REQUIRED TASK
Word for word, restate every line of the material.

Records excerpted from a collection
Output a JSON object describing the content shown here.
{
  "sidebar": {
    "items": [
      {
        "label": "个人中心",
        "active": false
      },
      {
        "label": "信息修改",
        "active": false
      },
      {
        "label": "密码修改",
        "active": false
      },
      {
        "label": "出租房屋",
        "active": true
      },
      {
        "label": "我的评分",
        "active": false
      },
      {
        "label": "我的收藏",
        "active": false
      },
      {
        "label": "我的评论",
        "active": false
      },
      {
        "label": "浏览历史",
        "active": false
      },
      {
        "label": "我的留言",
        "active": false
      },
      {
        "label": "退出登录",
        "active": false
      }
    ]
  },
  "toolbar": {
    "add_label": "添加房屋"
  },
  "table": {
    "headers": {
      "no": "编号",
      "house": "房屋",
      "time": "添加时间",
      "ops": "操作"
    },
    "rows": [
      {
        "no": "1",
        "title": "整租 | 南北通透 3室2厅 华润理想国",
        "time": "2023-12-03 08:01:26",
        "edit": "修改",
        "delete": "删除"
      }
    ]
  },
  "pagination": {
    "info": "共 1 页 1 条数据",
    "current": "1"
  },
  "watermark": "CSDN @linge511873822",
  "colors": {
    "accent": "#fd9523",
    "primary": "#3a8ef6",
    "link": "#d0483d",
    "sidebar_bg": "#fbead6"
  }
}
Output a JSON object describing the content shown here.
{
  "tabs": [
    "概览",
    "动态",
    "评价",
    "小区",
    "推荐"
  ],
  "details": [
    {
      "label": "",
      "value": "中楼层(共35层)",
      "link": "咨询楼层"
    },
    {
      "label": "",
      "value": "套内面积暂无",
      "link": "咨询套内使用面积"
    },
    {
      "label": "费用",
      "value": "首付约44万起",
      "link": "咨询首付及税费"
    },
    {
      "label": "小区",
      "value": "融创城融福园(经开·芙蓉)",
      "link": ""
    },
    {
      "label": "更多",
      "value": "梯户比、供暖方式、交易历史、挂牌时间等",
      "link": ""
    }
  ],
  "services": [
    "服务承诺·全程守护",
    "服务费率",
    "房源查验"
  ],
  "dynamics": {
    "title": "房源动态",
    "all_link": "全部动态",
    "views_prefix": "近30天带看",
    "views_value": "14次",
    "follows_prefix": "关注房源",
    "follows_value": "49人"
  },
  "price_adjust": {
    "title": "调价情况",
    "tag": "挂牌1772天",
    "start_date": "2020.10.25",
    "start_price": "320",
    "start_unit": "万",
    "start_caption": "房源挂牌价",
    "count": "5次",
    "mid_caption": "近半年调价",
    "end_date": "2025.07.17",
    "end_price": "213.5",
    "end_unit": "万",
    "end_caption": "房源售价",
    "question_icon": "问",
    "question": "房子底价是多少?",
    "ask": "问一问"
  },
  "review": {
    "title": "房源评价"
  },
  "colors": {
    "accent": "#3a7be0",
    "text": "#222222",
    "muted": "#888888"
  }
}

REPLY TO THE EXERCISE
Output a JSON object describing the content shown here.
{
  "sidebar": {
    "items": [
      {
        "label": "个人中心",
        "active": false
      },
      {
        "label": "信息修改",
        "active": false
      },
      {
        "label": "密码修改",
        "active": false
      },
      {
        "label": "出租房屋",
        "active": true
      },
      {
        "label": "我的评分",
        "active": false
      },
      {
        "label": "我的收藏",
        "active": false
      },
      {
        "label": "我的评论",
        "active": false
      },
      {
        "label": "浏览历史",
        "active": false
      },
      {
        "label": "我的留言",
        "active": false
      },
      {
        "label": "退出登录",
        "active": false
      }
    ]
  },
  "toolbar": {
    "add_label": "添加房屋"
  },
  "table": {
    "headers": {
      "no": "编号",
      "house": "房屋",
      "time": "添加时间",
      "ops": "操作"
    },
    "rows": [
      {
        "no": "1",
        "title": "整租 | 南北通透 3室2厅 华润理想国",
        "time": "2023-12-03 08:01:26",
        "edit": "修改",
        "delete": "删除"
      }
    ]
  },
  "pagination": {
    "info": "共 1 页 1 条数据",
    "current": "1"
  },
  "watermark": "CSDN @linge511873822",
  "colors": {
    "accent": "#fd9523",
    "primary": "#3a8ef6",
    "link": "#d0483d",
    "sidebar_bg": "#fbead6"
  }
}
Output a JSON object describing the content shown here.
{
  "tabs": [
    "概览",
    "动态",
    "评价",
    "小区",
    "推荐"
  ],
  "details": [
    {
      "label": "",
      "value": "中楼层(共35层)",
      "link": "咨询楼层"
    },
    {
      "label": "",
      "value": "套内面积暂无",
      "link": "咨询套内使用面积"
    },
    {
      "label": "费用",
      "value": "首付约44万起",
      "link": "咨询首付及税费"
    },
    {
      "label": "小区",
      "value": "融创城融福园(经开·芙蓉)",
      "link": ""
    },
    {
      "label": "更多",
      "value": "梯户比、供暖方式、交易历史、挂牌时间等",
      "link": ""
    }
  ],
  "services": [
    "服务承诺·全程守护",
    "服务费率",
    "房源查验"
  ],
  "dynamics": {
    "title": "房源动态",
    "all_link": "全部动态",
    "views_prefix": "近30天带看",
    "views_value": "14次",
    "follows_prefix": "关注房源",
    "follows_value": "49人"
  },
  "price_adjust": {
    "title": "调价情况",
    "tag": "挂牌1772天",
    "start_date": "2020.10.25",
    "start_price": "320",
    "start_unit": "万",
    "start_caption": "房源挂牌价",
    "count": "5次",
    "mid_caption": "近半年调价",
    "end_date": "2025.07.17",
    "end_price": "213.5",
    "end_unit": "万",
    "end_caption": "房源售价",
    "question_icon": "问",
    "question": "房子底价是多少?",
    "ask": "问一问"
  },
  "review": {
    "title": "房源评价"
  },
  "colors": {
    "accent": "#3a7be0",
    "text": "#222222",
    "muted": "#888888"
  }
}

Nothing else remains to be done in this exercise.